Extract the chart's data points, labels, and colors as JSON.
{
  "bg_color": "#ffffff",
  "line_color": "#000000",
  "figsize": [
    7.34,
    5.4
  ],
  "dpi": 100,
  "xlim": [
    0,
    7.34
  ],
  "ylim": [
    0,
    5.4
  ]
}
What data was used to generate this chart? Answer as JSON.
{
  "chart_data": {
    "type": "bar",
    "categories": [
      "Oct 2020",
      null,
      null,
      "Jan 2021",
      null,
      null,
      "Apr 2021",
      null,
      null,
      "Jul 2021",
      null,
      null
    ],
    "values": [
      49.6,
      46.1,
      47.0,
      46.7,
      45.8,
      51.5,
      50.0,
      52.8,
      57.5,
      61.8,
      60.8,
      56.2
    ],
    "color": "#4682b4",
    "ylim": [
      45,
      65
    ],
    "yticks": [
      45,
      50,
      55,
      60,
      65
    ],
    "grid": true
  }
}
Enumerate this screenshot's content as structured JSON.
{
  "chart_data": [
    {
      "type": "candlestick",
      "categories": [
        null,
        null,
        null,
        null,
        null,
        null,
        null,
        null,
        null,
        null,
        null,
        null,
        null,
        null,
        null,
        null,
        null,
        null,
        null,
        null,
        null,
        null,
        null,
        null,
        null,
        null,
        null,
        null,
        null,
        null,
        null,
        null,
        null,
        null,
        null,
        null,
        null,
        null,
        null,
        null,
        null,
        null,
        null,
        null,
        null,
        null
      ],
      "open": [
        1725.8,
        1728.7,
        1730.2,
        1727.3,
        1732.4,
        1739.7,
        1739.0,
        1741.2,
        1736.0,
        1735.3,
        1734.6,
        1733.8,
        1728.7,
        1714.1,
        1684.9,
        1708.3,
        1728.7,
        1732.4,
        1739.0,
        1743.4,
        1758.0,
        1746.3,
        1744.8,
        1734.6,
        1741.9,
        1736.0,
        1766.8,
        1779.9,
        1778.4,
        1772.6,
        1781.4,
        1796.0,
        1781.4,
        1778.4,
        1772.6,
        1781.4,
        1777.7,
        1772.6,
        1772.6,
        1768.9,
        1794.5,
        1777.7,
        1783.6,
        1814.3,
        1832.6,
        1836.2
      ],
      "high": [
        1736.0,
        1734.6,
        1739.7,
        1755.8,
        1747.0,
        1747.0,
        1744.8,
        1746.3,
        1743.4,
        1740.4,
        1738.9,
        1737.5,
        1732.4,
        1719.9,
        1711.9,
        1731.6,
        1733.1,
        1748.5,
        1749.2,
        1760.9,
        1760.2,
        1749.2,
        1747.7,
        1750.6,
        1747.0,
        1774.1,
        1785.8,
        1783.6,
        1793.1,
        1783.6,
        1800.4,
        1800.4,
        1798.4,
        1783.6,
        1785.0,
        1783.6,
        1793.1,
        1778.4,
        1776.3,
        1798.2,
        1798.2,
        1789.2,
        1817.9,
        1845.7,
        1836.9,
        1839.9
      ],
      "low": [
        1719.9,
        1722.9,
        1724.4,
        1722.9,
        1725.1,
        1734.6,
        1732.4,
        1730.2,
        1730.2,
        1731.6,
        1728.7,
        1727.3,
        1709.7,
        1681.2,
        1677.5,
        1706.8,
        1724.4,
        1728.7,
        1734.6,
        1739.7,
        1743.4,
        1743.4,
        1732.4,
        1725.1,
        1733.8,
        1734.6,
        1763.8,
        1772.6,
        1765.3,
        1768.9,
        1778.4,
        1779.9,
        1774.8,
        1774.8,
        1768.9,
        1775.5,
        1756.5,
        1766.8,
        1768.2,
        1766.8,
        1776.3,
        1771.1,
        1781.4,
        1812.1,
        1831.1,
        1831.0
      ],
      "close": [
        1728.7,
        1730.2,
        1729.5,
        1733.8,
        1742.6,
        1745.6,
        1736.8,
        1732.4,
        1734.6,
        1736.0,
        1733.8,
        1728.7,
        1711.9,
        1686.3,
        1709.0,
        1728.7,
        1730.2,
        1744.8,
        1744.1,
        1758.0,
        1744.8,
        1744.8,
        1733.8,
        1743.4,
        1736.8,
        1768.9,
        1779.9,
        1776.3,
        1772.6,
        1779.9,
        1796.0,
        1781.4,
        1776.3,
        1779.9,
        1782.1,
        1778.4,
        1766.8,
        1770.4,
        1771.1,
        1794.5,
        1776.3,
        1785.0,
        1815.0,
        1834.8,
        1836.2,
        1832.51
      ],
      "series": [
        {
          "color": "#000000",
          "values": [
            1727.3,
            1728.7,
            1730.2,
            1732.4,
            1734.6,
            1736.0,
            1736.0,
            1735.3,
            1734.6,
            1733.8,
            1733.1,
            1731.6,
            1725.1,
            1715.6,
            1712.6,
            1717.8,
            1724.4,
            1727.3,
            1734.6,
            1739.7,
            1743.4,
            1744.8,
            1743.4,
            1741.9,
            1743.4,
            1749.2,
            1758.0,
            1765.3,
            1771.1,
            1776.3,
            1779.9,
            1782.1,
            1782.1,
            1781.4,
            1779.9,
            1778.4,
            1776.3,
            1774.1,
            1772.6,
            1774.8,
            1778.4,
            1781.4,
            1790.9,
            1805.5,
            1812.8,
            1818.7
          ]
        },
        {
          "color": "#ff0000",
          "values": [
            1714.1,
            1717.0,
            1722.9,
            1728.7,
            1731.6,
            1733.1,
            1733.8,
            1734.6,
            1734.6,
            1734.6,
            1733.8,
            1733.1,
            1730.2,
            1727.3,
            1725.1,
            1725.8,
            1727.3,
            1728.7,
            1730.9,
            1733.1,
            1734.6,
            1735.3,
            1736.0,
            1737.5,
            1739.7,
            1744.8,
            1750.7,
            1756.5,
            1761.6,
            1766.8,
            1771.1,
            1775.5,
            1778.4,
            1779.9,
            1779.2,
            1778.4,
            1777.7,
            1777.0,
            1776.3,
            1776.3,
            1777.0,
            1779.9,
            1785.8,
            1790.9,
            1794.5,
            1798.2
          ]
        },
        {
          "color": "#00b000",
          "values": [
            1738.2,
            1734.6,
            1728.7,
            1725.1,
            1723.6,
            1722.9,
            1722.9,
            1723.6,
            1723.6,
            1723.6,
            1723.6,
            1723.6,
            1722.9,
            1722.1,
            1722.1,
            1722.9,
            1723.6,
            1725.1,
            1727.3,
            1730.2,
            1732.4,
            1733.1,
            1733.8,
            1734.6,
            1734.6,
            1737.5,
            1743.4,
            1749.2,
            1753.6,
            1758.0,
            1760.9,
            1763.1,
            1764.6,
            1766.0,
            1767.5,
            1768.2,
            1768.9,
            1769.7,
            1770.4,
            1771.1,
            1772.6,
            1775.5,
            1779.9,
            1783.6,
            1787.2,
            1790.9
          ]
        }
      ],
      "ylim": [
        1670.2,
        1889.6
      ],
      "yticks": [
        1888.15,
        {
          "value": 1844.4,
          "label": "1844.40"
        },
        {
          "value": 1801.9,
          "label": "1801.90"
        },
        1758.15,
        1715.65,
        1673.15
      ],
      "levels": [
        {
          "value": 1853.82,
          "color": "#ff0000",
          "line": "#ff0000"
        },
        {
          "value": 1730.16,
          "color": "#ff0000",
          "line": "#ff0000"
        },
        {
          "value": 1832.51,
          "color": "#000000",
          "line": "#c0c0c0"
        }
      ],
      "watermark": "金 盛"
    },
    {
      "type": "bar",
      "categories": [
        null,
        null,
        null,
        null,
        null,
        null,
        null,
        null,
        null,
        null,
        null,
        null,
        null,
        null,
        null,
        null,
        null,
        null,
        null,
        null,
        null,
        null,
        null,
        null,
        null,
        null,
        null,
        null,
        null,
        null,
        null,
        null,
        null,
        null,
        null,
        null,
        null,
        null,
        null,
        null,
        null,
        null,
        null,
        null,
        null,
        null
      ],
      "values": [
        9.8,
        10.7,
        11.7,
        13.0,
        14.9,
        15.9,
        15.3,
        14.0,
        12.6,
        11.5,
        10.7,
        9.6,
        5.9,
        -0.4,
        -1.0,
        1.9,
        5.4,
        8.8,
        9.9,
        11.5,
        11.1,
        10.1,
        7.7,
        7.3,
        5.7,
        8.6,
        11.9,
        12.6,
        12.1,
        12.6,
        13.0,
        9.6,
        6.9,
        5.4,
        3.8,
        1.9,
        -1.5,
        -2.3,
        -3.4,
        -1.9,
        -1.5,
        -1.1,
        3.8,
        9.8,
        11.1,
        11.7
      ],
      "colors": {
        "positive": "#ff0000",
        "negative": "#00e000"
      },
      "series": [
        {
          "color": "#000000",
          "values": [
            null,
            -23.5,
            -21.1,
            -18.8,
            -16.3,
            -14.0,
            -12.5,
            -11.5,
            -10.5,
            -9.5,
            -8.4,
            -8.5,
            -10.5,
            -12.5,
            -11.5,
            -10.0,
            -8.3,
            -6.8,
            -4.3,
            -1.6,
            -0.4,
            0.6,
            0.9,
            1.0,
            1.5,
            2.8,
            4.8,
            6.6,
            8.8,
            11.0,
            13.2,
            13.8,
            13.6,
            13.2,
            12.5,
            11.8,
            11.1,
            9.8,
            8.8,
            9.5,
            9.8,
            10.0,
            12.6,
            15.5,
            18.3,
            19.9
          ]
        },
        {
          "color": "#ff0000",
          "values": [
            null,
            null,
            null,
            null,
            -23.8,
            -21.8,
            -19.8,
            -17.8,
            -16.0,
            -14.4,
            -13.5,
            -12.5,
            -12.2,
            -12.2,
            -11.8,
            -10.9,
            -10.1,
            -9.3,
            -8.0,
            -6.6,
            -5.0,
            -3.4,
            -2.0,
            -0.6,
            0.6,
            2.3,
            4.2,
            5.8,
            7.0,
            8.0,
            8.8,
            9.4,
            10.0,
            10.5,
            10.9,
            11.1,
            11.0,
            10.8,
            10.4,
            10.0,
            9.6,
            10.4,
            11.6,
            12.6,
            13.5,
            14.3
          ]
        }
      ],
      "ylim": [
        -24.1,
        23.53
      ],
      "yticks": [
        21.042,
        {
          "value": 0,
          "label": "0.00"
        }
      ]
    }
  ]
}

> **WRITTEN PROBLEM**
Copy out each line of the records that holds the string "this".

> **EXERCISE ANSWER**
What data was used to generate this chart? Answer as JSON.
Enumerate this screenshot's content as structured JSON.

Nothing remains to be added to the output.